-- Start of Text to read --
Oct. 28 (Bloomberg) -- Oil may fall next week on concern that European leaders’ plans to fight the debt-crisis may provide limited relief, a Bloomberg News survey showed.
Crude prices may drop from the highest level in almost three months as nations from Greece to Italy remain under pressure to restore fiscal order. European leaders reached an agreement this week to expand a bailout fund and persuaded bondholders to accept 50 percent writedowns on Greek debt.
“There’s too much optimism surrounding the European debt- plan resolution,” John Kilduff, a partner at Again Capital LLC, a New York-based hedge fund that focuses on energy, said in a telephone interview.
U.S. President Barack Obama said yesterday that European leaders took an “important first step” in resolving the crisis. He will meet other leaders of the Group of 20 industrialized nations Nov. 3 and 4 in Cannes, France.
Fourteen of 29 analysts, or 48 percent, forecast oil will decline through Nov. 4. Six, or 21 percent, predicted a gain, and nine said there will be little change. Last week, 50 percent of the surveyed analysts projected a drop.
-- End of Text to read --
**Stated task 1:** Name every country mentioned in the oil-price article.
**Stated task 2:** Reproduce the part of the oil-price article between "Oct. 28 (Bloomberg)" and "on Greek debt.", inclusive.
-- Start of Dataset rows --
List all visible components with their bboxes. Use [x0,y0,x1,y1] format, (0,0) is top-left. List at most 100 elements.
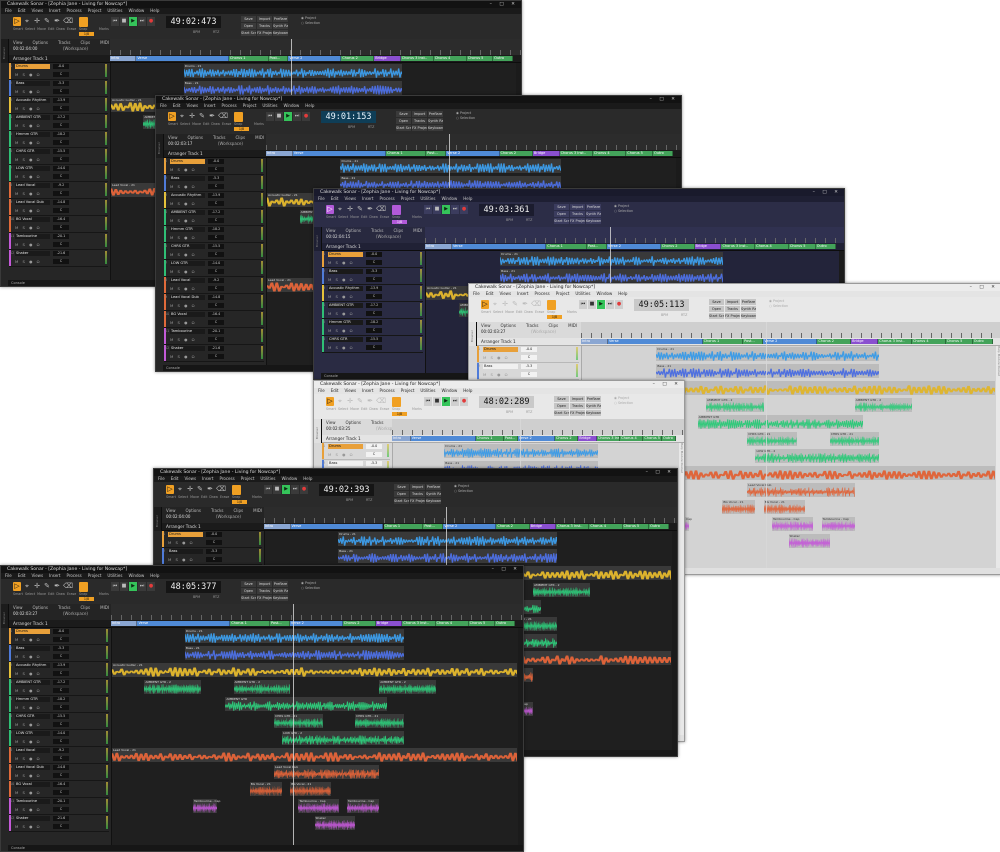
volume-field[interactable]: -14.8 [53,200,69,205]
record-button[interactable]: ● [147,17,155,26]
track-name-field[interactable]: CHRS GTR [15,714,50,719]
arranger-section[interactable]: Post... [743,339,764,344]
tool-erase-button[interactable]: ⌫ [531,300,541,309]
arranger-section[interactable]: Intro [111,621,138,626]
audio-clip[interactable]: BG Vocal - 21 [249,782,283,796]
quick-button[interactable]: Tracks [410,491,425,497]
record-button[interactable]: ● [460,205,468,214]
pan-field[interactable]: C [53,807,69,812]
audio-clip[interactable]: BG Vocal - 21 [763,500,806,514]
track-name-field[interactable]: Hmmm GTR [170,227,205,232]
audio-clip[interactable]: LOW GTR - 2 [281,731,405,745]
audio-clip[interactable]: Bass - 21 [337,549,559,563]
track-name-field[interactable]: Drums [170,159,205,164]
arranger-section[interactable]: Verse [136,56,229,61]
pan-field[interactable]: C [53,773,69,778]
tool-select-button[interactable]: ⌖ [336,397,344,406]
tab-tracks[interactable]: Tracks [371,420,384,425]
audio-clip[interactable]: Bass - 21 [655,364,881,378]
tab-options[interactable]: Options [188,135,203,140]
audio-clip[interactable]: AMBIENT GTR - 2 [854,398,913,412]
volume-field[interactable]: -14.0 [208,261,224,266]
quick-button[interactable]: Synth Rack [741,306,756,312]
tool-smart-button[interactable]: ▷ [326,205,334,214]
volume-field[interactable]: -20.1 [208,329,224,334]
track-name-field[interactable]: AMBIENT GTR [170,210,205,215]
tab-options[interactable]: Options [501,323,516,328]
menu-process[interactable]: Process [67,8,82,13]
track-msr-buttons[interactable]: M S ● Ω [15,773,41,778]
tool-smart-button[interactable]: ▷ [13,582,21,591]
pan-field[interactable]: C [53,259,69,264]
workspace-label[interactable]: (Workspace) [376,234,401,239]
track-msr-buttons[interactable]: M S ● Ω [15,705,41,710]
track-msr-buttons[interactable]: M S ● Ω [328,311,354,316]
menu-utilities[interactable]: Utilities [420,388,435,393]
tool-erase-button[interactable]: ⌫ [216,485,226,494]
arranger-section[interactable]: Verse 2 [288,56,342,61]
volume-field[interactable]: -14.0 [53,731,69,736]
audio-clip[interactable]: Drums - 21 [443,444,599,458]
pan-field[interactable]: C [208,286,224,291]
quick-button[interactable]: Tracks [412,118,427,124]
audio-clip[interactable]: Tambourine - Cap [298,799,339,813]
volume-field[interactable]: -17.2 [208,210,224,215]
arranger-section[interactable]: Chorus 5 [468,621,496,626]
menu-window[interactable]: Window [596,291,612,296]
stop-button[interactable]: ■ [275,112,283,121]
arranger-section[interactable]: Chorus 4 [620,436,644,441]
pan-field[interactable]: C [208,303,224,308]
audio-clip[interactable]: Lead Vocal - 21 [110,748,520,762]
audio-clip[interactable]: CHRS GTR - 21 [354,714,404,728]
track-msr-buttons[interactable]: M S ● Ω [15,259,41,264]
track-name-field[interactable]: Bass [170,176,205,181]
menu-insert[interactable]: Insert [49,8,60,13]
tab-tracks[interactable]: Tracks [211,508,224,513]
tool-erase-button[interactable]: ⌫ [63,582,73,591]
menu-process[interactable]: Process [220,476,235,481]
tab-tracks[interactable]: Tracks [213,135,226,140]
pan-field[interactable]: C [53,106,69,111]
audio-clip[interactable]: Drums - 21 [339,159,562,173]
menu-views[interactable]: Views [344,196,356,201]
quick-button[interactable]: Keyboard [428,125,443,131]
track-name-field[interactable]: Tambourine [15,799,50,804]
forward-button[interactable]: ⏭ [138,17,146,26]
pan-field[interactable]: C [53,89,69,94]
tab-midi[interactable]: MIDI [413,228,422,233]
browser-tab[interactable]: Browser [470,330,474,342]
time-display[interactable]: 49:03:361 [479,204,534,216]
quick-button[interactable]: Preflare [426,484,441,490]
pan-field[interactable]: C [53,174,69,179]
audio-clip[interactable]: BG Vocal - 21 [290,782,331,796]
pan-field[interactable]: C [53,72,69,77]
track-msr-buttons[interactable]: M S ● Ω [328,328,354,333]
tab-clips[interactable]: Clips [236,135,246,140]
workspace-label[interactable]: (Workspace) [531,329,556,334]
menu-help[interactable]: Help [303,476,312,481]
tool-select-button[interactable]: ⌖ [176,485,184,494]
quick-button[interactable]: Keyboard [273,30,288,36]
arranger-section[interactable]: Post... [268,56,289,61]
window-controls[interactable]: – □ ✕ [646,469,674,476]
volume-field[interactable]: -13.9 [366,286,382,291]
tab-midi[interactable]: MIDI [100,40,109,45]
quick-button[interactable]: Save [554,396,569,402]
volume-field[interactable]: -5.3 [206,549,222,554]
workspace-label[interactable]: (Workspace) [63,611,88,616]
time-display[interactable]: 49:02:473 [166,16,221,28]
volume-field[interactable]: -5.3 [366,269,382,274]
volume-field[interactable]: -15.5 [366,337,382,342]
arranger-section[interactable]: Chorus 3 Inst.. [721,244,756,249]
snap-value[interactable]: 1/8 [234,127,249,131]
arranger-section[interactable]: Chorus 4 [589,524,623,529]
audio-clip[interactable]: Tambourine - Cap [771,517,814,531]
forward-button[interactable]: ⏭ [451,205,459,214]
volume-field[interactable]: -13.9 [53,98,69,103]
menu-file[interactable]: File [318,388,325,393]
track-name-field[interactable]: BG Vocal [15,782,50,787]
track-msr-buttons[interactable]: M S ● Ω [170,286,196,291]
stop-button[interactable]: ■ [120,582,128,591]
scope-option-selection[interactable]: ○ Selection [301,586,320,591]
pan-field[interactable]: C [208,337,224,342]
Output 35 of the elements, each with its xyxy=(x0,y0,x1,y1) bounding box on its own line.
-- End of Dataset rows --
-- Start of Dataset rows --
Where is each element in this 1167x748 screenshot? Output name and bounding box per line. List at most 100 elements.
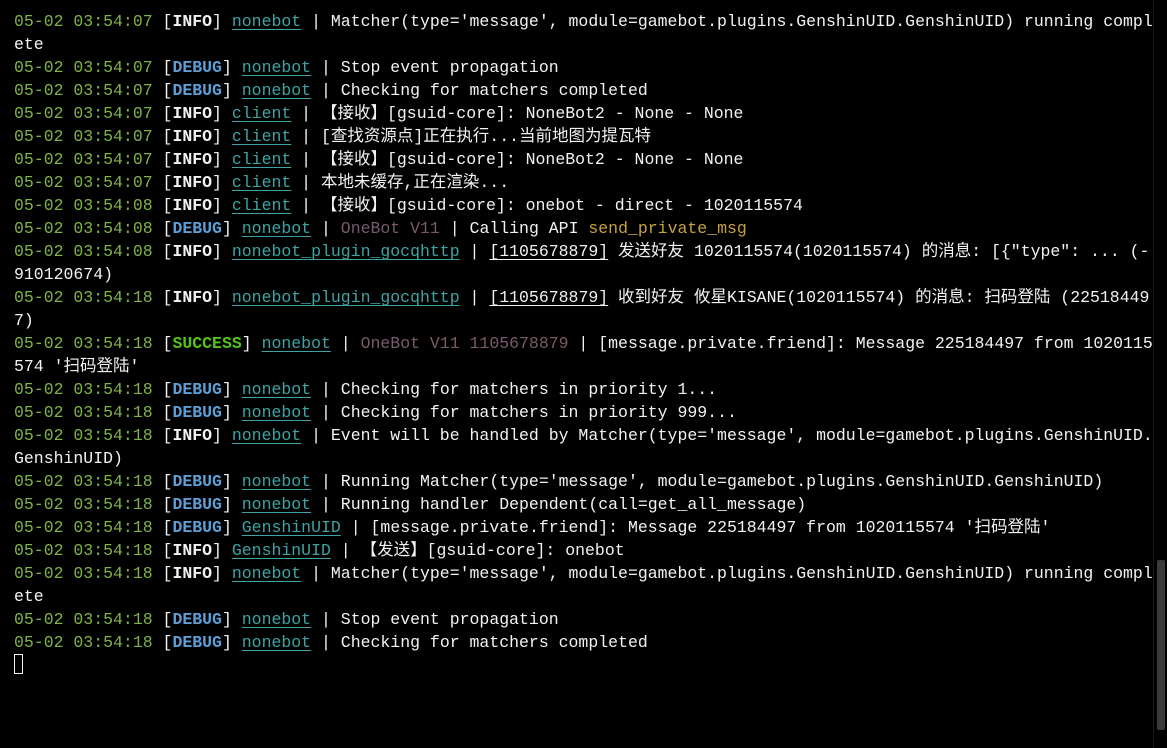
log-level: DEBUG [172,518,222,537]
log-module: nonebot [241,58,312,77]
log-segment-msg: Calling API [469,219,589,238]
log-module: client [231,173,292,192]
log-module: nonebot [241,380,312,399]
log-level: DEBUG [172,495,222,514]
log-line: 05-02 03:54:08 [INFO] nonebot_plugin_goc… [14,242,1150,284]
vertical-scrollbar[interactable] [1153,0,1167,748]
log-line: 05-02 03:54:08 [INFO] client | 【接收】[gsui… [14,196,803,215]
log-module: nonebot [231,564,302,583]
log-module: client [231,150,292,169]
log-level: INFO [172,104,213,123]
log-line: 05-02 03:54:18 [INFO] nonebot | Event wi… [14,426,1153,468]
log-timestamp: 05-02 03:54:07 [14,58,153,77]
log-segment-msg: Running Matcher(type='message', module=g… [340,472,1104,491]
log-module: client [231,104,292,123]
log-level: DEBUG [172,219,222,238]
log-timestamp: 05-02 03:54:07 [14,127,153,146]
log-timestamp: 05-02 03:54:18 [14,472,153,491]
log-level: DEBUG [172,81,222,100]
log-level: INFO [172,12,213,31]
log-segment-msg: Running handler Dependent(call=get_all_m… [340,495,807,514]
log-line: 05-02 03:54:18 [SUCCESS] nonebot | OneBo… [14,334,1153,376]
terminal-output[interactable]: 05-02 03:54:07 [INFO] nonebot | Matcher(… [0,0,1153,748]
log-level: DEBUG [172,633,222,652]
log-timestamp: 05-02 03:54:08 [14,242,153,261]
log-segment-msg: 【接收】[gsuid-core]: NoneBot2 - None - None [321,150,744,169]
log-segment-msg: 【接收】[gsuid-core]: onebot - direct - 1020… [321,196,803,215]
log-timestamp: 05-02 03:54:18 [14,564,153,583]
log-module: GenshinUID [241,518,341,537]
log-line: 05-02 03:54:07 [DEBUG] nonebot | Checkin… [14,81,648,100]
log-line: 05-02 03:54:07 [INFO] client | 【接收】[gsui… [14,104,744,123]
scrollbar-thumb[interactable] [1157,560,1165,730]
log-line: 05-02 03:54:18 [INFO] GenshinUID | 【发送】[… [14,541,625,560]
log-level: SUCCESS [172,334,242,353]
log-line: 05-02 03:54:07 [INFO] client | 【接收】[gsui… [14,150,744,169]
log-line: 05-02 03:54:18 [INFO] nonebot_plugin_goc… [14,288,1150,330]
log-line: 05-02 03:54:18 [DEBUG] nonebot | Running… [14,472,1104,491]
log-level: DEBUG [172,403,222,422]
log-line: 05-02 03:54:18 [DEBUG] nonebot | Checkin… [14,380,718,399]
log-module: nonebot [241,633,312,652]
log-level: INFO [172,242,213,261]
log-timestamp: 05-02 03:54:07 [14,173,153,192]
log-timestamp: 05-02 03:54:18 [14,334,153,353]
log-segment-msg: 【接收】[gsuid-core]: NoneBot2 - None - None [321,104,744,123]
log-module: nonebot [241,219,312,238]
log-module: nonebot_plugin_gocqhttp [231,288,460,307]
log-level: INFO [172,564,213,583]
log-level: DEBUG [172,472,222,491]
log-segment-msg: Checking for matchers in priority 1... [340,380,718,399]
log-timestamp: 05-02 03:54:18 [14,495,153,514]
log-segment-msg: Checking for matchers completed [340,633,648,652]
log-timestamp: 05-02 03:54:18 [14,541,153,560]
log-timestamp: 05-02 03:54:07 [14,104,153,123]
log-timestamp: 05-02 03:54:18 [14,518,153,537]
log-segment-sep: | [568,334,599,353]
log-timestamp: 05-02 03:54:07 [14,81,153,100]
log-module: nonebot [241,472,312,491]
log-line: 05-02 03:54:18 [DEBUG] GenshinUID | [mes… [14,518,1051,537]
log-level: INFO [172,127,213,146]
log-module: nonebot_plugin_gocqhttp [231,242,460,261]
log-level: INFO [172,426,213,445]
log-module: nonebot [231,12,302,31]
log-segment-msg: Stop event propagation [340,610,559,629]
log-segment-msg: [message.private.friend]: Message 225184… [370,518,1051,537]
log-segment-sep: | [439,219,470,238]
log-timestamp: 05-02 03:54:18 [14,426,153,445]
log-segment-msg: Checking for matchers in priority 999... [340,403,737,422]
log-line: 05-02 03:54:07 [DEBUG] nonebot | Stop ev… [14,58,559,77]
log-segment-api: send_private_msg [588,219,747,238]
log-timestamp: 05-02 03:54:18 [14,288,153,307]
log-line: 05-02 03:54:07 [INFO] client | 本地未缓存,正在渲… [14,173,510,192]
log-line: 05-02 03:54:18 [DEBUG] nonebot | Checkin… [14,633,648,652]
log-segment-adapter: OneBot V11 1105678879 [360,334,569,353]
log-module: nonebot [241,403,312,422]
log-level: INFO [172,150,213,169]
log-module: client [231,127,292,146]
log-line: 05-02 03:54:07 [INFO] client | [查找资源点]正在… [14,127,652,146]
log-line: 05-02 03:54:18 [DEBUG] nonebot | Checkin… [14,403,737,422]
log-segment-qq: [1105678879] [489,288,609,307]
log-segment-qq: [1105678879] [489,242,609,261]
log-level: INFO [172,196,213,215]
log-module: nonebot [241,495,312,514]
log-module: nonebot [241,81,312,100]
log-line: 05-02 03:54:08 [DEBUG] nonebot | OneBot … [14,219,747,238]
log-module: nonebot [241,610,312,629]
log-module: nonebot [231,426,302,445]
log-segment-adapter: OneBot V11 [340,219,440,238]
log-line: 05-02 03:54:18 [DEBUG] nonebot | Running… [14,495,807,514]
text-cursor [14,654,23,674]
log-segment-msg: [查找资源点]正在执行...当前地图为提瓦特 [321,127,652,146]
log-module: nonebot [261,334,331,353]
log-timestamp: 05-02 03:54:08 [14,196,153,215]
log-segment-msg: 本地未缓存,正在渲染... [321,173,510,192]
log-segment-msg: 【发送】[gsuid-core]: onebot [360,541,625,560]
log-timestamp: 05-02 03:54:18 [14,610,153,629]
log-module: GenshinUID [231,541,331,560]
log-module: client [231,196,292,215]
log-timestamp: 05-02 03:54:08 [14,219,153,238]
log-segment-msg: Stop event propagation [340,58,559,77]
-- End of Dataset rows --
-- Start of Dataset rows --
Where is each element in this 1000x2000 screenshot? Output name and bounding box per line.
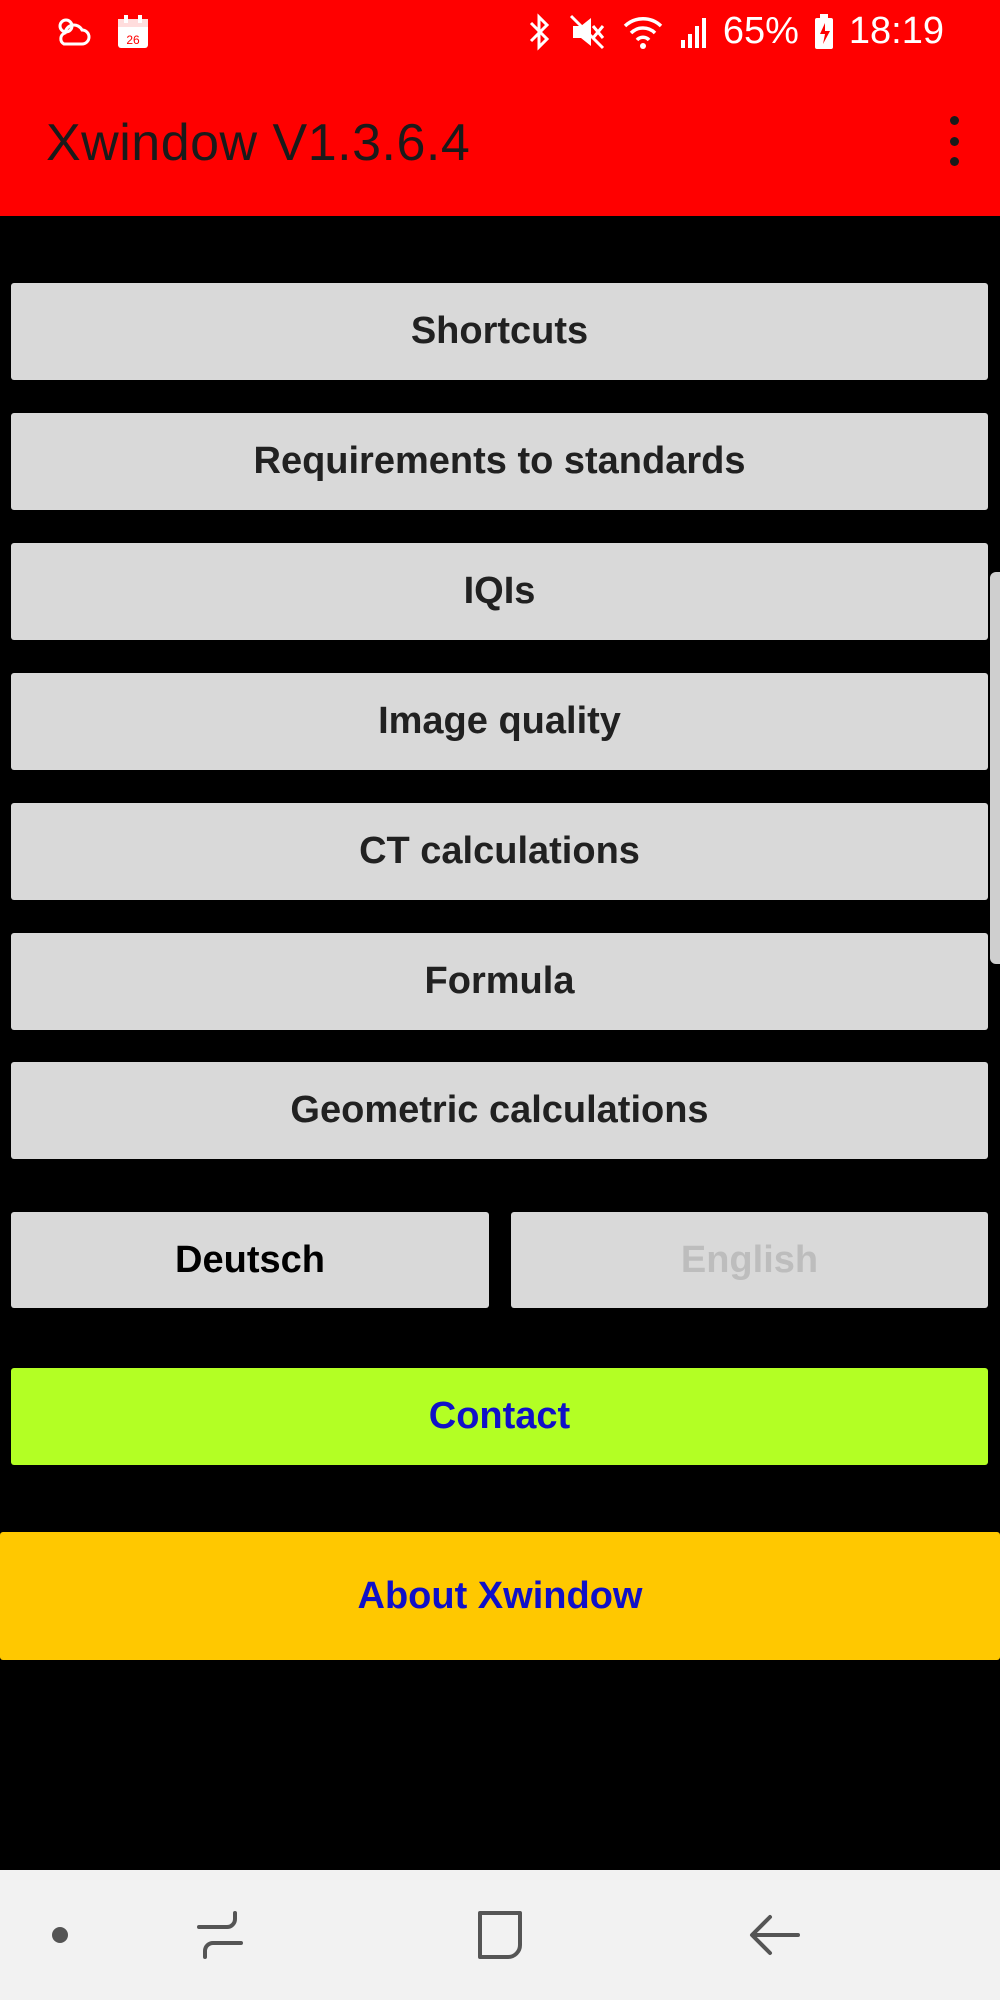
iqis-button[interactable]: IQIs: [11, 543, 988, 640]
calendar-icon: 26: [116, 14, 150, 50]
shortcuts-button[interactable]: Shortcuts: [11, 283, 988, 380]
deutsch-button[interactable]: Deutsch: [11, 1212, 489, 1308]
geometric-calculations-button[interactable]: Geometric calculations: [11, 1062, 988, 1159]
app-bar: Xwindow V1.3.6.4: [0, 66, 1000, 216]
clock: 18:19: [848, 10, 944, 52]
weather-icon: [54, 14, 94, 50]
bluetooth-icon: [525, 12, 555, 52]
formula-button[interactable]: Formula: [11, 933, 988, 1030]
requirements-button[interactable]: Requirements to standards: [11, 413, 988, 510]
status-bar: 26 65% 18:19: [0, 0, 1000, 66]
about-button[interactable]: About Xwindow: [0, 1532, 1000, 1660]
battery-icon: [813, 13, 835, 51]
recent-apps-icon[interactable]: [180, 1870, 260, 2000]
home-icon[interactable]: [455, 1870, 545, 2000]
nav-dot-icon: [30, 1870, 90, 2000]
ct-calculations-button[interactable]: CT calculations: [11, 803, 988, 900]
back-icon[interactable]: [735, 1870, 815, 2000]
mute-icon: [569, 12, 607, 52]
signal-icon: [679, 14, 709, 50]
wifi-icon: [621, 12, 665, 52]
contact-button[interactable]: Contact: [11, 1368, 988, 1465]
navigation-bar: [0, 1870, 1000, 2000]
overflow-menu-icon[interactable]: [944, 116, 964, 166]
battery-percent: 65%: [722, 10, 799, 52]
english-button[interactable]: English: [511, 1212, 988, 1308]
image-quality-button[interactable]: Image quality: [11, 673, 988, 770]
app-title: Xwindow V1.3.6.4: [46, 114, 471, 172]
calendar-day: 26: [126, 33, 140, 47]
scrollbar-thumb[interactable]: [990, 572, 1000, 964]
-- End of Dataset rows --
**Problem solution 1:** Greece, Italy, the U.S., France

**Problem solution 2:**
Oct. 28 (Bloomberg) -- Oil may fall next week on concern that European leaders’ plans to fight the debt-crisis may provide limited relief, a Bloomberg News survey showed.
Crude prices may drop from the highest level in almost three months as nations from Greece to Italy remain under pressure to restore fiscal order. European leaders reached an agreement this week to expand a bailout fund and persuaded bondholders to accept 50 percent writedowns on Greek debt.